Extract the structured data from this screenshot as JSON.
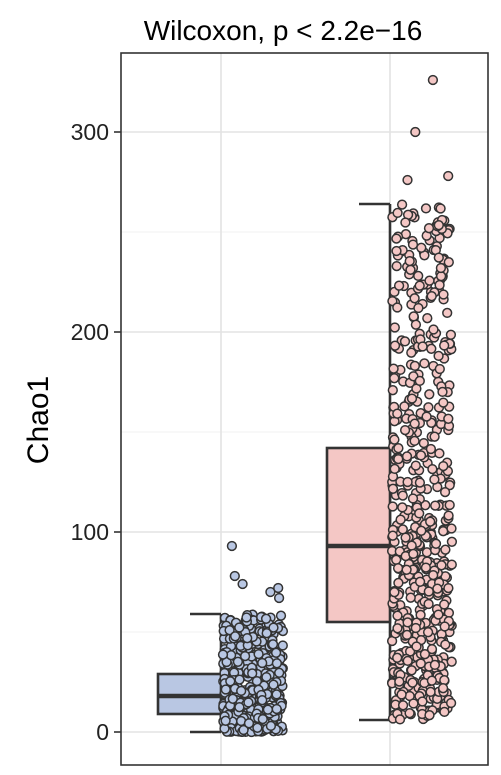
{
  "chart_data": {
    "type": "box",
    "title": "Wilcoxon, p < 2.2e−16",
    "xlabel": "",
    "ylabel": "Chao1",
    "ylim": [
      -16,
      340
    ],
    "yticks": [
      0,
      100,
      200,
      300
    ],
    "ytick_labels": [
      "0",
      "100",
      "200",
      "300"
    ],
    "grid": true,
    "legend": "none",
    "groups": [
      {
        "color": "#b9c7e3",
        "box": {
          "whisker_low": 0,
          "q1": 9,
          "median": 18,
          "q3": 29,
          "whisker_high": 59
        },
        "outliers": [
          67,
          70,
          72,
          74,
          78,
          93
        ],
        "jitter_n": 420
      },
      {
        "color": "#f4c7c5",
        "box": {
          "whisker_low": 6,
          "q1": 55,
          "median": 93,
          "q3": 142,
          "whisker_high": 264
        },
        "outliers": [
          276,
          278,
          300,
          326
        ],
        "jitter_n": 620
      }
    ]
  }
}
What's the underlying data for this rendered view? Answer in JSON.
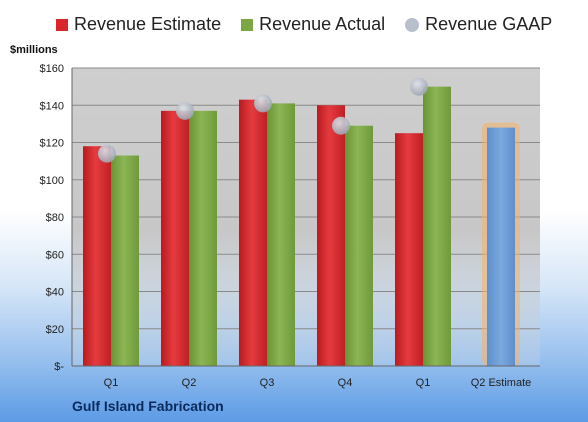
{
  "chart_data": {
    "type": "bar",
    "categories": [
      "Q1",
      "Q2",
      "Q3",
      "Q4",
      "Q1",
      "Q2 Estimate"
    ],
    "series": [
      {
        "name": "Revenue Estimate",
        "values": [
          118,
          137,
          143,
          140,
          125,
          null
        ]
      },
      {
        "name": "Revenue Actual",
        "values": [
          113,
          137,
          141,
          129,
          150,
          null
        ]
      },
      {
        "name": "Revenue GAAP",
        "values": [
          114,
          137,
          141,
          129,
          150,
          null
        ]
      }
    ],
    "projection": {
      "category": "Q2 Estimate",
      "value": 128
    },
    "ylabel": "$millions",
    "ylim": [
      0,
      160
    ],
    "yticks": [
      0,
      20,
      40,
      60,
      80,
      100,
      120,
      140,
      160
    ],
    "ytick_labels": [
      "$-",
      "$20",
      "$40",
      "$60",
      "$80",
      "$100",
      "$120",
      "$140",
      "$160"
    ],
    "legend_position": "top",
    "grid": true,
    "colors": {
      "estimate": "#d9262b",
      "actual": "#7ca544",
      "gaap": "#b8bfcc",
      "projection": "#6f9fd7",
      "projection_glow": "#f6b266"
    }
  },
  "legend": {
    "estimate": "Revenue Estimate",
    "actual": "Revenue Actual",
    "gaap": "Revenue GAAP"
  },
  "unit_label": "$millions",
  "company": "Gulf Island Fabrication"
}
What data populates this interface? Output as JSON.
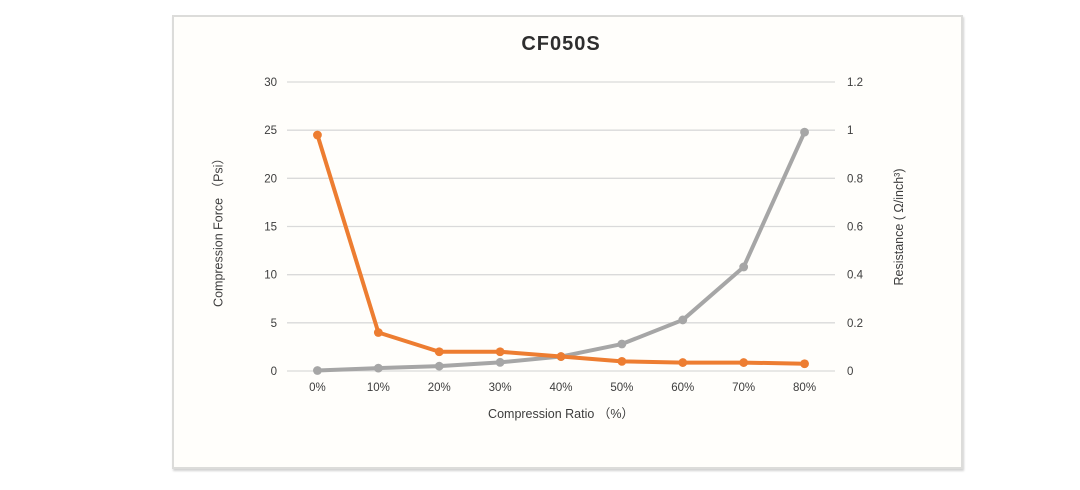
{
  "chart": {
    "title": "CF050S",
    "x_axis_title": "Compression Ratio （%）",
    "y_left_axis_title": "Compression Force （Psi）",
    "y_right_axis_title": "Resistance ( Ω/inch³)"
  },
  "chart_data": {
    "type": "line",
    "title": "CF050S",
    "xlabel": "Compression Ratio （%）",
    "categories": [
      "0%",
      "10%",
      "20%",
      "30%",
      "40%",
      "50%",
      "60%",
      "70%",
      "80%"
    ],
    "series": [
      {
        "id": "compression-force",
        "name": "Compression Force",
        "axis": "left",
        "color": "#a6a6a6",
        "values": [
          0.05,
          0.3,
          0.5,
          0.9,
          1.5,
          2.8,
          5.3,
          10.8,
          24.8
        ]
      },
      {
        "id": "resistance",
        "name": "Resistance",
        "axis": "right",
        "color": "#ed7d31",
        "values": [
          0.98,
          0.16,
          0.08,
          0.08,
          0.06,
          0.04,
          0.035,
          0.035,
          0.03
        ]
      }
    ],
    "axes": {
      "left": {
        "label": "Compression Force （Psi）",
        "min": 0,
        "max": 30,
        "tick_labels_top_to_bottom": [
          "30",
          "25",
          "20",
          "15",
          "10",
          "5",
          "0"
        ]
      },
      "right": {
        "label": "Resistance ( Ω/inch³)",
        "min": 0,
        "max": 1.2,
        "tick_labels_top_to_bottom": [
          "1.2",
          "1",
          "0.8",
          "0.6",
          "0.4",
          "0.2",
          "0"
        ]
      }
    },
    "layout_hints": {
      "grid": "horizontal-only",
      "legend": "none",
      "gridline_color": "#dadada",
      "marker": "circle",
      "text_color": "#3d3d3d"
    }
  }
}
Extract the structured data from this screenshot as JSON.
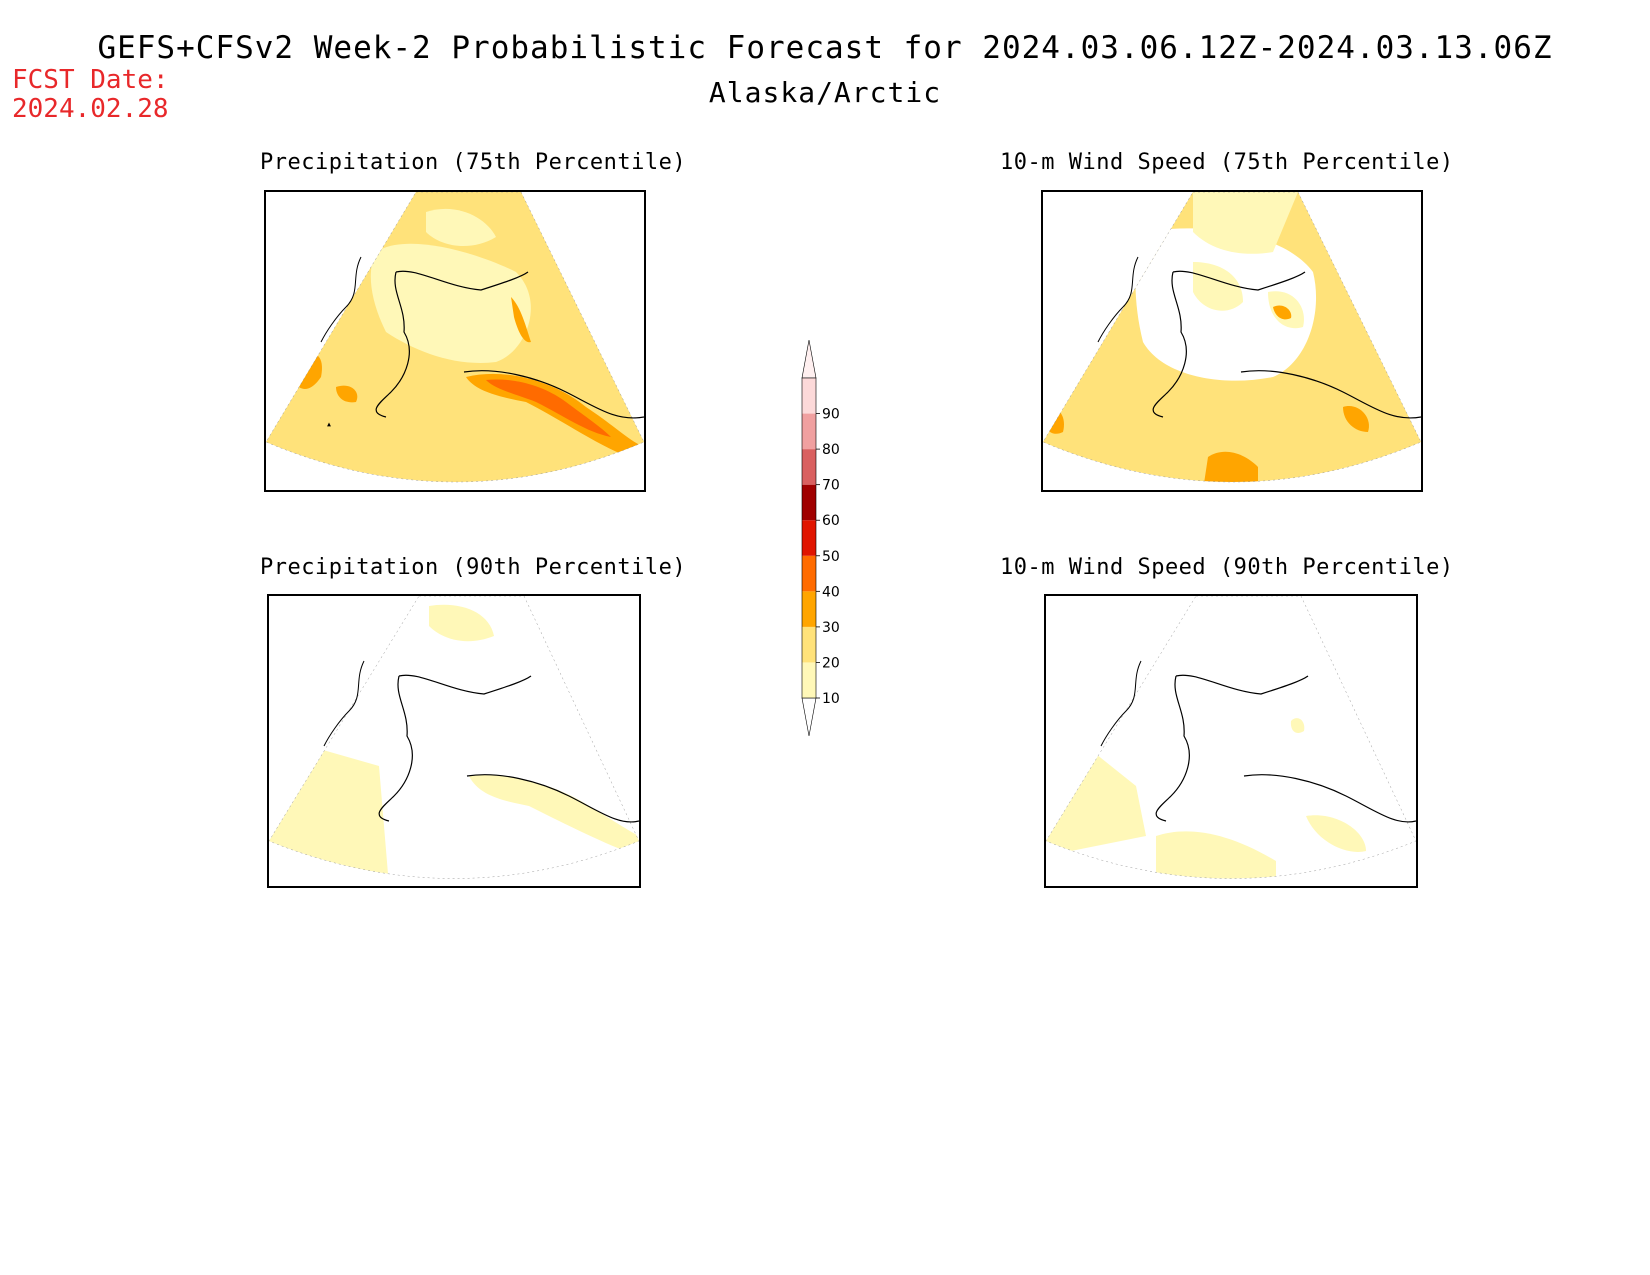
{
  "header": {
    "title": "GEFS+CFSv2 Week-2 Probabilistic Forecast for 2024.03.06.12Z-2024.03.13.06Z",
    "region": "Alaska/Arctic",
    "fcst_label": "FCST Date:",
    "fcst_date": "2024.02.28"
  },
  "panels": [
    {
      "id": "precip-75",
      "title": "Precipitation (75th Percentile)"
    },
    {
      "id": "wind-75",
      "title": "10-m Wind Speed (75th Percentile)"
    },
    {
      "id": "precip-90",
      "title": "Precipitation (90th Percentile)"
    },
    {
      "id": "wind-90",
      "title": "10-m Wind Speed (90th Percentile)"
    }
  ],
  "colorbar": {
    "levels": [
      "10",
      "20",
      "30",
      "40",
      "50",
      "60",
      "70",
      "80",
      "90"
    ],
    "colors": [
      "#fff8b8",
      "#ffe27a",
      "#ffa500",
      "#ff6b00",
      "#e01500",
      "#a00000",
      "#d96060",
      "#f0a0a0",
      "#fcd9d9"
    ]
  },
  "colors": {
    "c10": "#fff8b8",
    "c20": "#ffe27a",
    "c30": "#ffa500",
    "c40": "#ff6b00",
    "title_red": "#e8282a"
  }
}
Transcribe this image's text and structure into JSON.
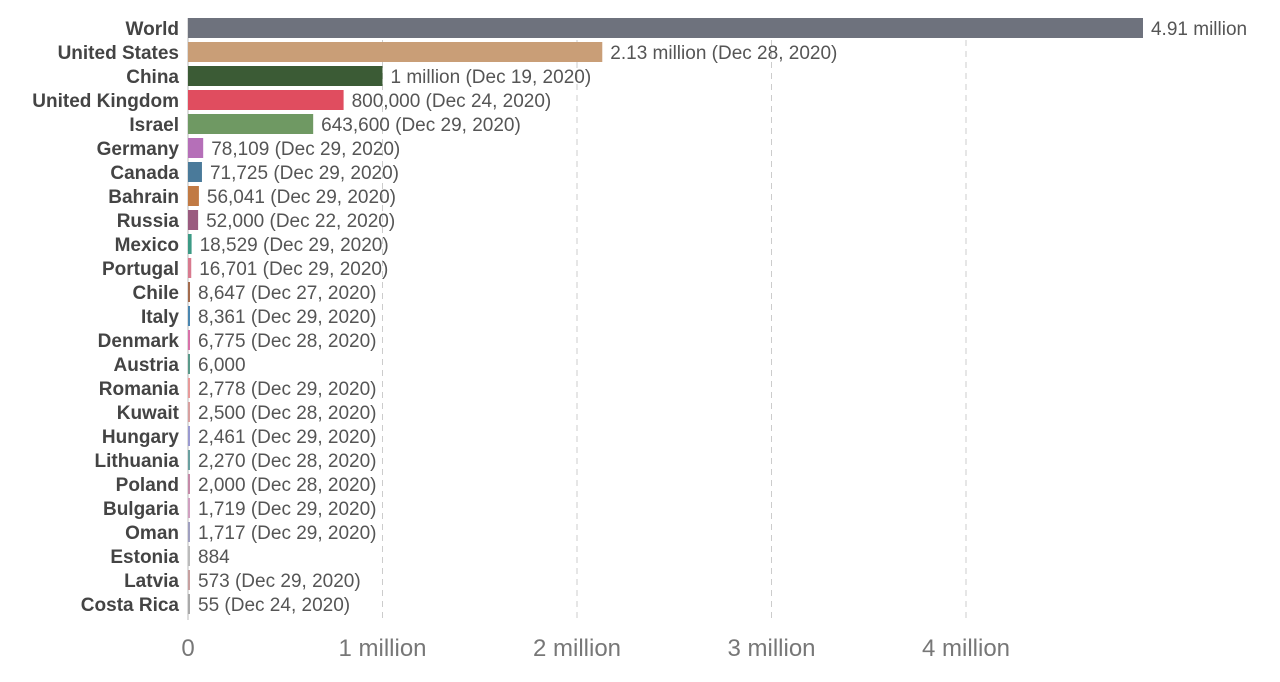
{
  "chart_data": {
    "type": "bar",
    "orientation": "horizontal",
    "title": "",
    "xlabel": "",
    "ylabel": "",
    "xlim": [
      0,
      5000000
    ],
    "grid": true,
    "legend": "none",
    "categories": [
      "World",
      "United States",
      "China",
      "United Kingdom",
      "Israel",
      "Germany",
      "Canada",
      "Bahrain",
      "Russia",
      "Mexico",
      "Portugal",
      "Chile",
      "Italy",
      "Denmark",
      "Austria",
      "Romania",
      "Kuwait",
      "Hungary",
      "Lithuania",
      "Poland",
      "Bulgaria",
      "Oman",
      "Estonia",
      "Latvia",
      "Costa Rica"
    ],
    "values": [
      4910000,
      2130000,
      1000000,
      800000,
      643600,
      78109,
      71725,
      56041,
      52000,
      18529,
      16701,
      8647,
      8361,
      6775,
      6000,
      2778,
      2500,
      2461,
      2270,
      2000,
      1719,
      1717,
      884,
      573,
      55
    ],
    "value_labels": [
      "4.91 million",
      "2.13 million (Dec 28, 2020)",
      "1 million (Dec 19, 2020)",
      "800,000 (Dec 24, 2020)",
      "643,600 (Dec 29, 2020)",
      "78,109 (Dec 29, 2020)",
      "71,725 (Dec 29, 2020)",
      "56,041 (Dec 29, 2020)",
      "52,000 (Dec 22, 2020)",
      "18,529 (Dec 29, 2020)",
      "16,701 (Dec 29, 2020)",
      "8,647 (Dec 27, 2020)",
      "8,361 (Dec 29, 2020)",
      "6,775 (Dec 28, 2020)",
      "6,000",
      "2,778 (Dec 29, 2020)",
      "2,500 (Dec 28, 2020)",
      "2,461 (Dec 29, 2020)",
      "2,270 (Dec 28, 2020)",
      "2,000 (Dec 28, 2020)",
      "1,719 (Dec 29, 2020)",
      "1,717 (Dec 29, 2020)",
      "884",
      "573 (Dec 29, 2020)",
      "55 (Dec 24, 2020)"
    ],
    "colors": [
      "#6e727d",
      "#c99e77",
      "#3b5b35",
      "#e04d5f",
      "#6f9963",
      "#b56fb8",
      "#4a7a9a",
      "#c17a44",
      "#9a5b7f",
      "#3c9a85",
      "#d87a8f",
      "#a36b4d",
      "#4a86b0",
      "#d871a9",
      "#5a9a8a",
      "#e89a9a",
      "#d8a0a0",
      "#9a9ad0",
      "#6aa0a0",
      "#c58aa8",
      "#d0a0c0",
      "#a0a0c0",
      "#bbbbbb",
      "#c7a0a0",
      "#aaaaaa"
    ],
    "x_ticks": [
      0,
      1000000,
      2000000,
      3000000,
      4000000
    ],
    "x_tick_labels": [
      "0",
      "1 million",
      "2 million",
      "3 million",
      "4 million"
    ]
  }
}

● **The exercise**: Go through the material above and count the lines that contain "this"; give that number alone.

● **Output**: 5